►
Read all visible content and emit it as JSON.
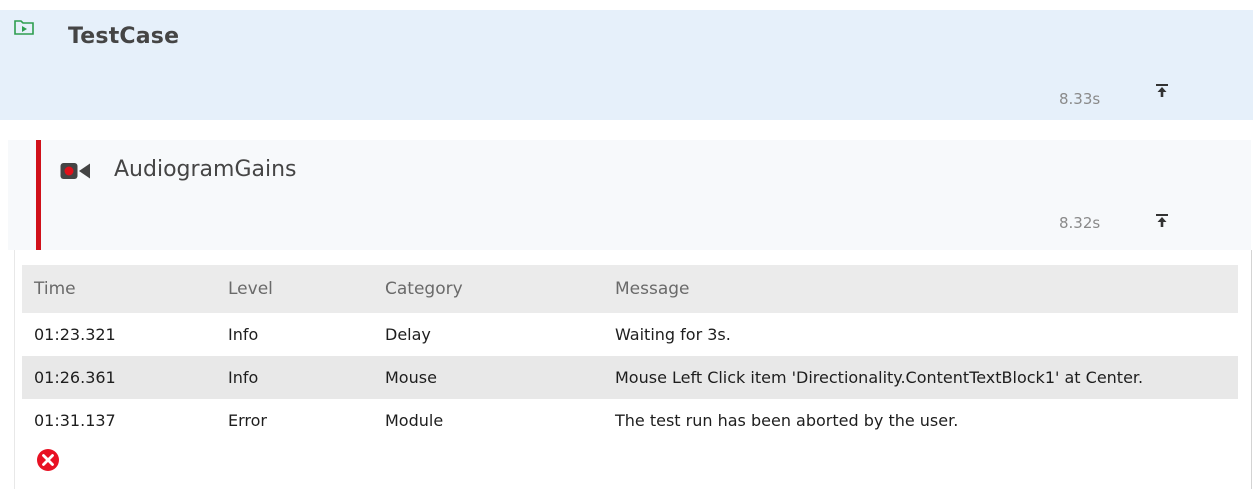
{
  "testcase": {
    "title": "TestCase",
    "duration": "8.33s",
    "icon": "folder-play-icon",
    "collapse_icon": "collapse-up-icon"
  },
  "module": {
    "title": "AudiogramGains",
    "duration": "8.32s",
    "icon": "record-camera-icon",
    "status_color": "#d0101a",
    "collapse_icon": "collapse-up-icon"
  },
  "log": {
    "columns": [
      "Time",
      "Level",
      "Category",
      "Message"
    ],
    "rows": [
      {
        "time": "01:23.321",
        "level": "Info",
        "category": "Delay",
        "message": "Waiting for 3s."
      },
      {
        "time": "01:26.361",
        "level": "Info",
        "category": "Mouse",
        "message": "Mouse Left Click item 'Directionality.ContentTextBlock1' at Center."
      },
      {
        "time": "01:31.137",
        "level": "Error",
        "category": "Module",
        "message": "The test run has been aborted by the user."
      }
    ],
    "error_icon": "error-x-icon"
  }
}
◄
> _EXERCISE OBJECTIVE_:
Write out each line again precisely as it appears, skipping every picture.

> _COMPLETE ANSWER_:
Read all visible content and emit it as JSON.
{
  "testcase": {
    "title": "TestCase",
    "duration": "8.33s",
    "icon": "folder-play-icon",
    "collapse_icon": "collapse-up-icon"
  },
  "module": {
    "title": "AudiogramGains",
    "duration": "8.32s",
    "icon": "record-camera-icon",
    "status_color": "#d0101a",
    "collapse_icon": "collapse-up-icon"
  },
  "log": {
    "columns": [
      "Time",
      "Level",
      "Category",
      "Message"
    ],
    "rows": [
      {
        "time": "01:23.321",
        "level": "Info",
        "category": "Delay",
        "message": "Waiting for 3s."
      },
      {
        "time": "01:26.361",
        "level": "Info",
        "category": "Mouse",
        "message": "Mouse Left Click item 'Directionality.ContentTextBlock1' at Center."
      },
      {
        "time": "01:31.137",
        "level": "Error",
        "category": "Module",
        "message": "The test run has been aborted by the user."
      }
    ],
    "error_icon": "error-x-icon"
  }
}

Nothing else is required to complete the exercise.